Intervention de Sabine Rubin

Séance en hémicycle du mercredi 24 juin 2020 à 15h00
Création de la fonction de directeur d'école — Discussion générale

Photo issue du site de l'Assemblée nationale ou de WikipediaSabine Rubin :

Les suicides de Christine Renon et dernièrement de Bruno Delbecq ont jeté une lumière tragique sur les conditions de travail des directrices et directeurs d'école. Ces conditions, la mission flash de novembre 2018, qui proposait alors la création d'un statut, en faisait aussi état : une bureaucratisation croissante du métier, aggravée par l'obsession pour les évaluations et les contrôles ; des heures de décharge insuffisantes ; une piètre rémunération au regard de l'engagement personnel exigé par la fonction.

**********

CONSIGNE A ▸ Transcrivez en liste JSON de chaînes, une chaîne par ligne et sans les lignes vides, les lignes de la liste de données, en partant de son début et en terminant par la ligne qui contient « svg-text:Load(A): Load(A) <box>765 », celle-ci comprise.

(Liste de données)
**********

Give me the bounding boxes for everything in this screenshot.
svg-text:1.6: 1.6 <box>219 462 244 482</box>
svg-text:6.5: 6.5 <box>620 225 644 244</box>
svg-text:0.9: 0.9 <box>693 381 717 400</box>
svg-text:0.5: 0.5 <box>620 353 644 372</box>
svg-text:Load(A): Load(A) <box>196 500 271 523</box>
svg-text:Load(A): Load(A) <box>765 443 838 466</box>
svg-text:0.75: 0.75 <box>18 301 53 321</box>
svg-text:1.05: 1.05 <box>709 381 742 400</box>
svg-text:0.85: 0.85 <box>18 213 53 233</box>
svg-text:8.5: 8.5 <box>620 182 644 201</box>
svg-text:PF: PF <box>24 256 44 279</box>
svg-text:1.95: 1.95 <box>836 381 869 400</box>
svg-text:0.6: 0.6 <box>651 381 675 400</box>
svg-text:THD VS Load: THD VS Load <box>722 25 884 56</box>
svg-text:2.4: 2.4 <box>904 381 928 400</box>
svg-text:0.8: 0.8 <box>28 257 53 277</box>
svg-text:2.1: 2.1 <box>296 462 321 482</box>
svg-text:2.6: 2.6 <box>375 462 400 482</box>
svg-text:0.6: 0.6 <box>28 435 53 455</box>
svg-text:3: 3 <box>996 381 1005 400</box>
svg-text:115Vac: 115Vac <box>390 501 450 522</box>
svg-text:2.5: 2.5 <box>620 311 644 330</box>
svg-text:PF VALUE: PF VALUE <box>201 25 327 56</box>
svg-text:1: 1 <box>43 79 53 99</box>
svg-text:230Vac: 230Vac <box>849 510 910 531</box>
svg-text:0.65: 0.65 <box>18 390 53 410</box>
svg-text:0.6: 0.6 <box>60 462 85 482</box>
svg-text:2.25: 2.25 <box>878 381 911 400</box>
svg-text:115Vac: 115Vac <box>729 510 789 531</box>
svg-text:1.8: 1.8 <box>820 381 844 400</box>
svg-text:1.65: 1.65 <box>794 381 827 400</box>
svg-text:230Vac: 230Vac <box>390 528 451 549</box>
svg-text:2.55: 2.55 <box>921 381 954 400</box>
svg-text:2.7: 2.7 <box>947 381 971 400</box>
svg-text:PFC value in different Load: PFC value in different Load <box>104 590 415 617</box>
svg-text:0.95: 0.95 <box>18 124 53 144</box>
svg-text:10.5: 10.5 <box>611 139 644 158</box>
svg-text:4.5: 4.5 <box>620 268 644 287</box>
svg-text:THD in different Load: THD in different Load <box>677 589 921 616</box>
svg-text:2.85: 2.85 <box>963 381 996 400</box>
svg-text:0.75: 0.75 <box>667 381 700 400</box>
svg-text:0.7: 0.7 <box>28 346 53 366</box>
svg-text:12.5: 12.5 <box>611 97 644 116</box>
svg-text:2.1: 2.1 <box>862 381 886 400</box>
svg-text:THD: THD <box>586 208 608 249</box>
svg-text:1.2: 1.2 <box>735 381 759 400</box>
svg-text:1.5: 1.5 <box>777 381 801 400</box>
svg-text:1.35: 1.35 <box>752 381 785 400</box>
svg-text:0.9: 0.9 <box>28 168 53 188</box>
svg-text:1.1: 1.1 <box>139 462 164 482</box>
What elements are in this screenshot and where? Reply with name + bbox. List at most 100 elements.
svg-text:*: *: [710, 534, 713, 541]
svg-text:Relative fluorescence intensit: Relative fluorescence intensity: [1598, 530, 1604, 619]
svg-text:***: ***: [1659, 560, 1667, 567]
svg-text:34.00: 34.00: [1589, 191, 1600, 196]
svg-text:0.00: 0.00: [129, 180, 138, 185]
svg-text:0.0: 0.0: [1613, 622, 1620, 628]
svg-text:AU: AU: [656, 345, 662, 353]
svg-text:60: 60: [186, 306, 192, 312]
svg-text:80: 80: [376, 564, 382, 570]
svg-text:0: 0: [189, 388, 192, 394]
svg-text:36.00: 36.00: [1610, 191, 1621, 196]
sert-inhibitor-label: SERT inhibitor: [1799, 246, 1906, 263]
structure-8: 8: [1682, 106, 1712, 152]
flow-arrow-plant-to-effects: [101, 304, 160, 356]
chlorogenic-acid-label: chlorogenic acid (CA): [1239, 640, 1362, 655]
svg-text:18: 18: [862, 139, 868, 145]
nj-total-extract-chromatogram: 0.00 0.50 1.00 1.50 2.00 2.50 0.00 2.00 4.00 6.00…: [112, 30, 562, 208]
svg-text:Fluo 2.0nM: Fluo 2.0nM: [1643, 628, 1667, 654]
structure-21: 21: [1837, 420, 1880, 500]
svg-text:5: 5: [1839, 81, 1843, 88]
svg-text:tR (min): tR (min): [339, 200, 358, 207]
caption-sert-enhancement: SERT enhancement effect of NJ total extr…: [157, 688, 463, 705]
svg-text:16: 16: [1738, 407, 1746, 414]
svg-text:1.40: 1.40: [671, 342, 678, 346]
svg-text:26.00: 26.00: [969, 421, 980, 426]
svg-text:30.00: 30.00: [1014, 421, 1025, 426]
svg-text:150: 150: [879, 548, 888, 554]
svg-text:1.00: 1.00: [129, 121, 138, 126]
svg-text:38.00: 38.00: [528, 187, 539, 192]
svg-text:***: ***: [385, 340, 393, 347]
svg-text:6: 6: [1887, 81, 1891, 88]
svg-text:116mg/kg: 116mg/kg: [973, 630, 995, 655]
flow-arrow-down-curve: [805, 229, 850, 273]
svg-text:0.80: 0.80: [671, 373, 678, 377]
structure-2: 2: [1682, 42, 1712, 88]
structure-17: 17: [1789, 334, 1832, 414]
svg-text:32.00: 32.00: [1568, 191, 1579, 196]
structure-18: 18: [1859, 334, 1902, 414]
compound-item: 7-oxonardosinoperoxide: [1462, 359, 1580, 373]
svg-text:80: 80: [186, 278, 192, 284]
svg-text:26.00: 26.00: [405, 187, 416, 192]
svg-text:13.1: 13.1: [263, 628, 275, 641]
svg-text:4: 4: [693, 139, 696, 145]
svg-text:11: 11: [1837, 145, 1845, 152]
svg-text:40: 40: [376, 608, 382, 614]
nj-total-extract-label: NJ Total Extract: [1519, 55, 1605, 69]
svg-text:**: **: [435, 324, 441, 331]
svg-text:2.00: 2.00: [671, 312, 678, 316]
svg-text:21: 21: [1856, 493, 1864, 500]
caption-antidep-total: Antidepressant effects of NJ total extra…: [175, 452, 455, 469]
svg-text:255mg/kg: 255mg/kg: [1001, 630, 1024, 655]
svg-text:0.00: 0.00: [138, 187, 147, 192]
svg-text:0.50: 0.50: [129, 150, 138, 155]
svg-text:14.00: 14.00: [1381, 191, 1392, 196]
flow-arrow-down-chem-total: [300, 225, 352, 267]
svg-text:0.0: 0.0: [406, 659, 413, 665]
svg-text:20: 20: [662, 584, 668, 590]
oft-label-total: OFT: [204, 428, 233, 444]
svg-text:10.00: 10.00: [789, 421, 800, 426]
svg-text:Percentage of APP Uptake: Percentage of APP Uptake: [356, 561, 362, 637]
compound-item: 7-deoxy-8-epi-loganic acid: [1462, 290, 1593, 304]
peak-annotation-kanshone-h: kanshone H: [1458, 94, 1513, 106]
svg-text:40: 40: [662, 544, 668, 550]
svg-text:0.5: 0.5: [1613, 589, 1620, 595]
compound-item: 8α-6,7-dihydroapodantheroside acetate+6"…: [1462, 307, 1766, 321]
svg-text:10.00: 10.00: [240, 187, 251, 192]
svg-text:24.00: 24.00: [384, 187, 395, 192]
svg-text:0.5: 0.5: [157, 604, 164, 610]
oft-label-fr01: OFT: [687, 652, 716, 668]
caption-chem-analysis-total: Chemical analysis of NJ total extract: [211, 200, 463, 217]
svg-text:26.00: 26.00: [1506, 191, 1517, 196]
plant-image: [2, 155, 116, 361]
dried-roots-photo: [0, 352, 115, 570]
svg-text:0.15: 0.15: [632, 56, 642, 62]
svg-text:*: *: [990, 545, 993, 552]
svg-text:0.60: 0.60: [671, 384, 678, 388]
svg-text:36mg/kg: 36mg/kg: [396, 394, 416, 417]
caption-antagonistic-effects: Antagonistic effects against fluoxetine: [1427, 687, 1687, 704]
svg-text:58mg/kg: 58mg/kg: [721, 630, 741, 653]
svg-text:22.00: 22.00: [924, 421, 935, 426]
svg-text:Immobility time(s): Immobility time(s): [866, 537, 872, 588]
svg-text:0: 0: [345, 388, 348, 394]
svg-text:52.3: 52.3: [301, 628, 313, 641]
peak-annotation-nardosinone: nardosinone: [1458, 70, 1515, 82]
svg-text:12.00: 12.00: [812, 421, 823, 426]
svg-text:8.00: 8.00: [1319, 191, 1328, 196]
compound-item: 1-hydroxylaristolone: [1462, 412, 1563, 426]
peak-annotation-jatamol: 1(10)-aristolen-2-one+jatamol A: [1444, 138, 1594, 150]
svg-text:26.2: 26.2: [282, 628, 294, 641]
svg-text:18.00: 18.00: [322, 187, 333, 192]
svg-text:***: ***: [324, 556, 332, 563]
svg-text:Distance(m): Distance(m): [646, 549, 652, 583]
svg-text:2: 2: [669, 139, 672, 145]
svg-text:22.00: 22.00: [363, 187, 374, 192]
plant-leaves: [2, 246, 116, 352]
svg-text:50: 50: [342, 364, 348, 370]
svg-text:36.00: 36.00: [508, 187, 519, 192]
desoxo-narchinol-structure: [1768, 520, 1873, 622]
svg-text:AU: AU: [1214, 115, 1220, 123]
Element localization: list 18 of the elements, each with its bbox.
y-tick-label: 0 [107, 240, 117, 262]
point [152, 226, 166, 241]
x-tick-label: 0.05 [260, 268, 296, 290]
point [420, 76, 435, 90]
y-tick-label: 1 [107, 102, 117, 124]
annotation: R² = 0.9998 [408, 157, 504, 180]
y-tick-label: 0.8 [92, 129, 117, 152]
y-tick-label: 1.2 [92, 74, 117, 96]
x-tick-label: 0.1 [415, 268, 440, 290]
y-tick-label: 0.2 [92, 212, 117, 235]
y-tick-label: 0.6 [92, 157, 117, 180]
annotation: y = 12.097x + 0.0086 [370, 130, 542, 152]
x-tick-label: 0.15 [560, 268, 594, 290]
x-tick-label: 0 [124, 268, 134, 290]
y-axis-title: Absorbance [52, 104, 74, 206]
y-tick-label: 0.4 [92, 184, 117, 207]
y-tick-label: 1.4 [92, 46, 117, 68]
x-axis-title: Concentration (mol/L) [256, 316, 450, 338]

**********

CONSIGNE B ▸ Veuillez indiquer si chacun des énoncés suivants concorde avec l'intervention, en répondant par oui ou par non et en citant les mots décisifs de l'intervention : (i) la séance a eu lieu le mercredi 24 juin 2020 à 15h00 ; (ii) la mission flash de novembre 2018 proposait la création d'un statut ; (iii) les heures de décharge y sont présentées comme suffisantes.

RÉPONSE ATTENDUE A ▸
[
  "Give me the bounding boxes for everything in this screenshot.",
  "svg-text:1.6: 1.6 <box>219 462 244 482</box>",
  "svg-text:6.5: 6.5 <box>620 225 644 244</box>",
  "svg-text:0.9: 0.9 <box>693 381 717 400</box>",
  "svg-text:0.5: 0.5 <box>620 353 644 372</box>",
  "svg-text:Load(A): Load(A) <box>196 500 271 523</box>",
  "svg-text:Load(A): Load(A) <box>765 443 838 466</box>"
]

RÉPONSE ATTENDUE B ▸
(i) Oui : « Séance en hémicycle du mercredi 24 juin 2020 à 15h00 ».
(ii) Oui : « la mission flash de novembre 2018, qui proposait alors la création d'un statut ».
(iii) Non : « des heures de décharge insuffisantes ».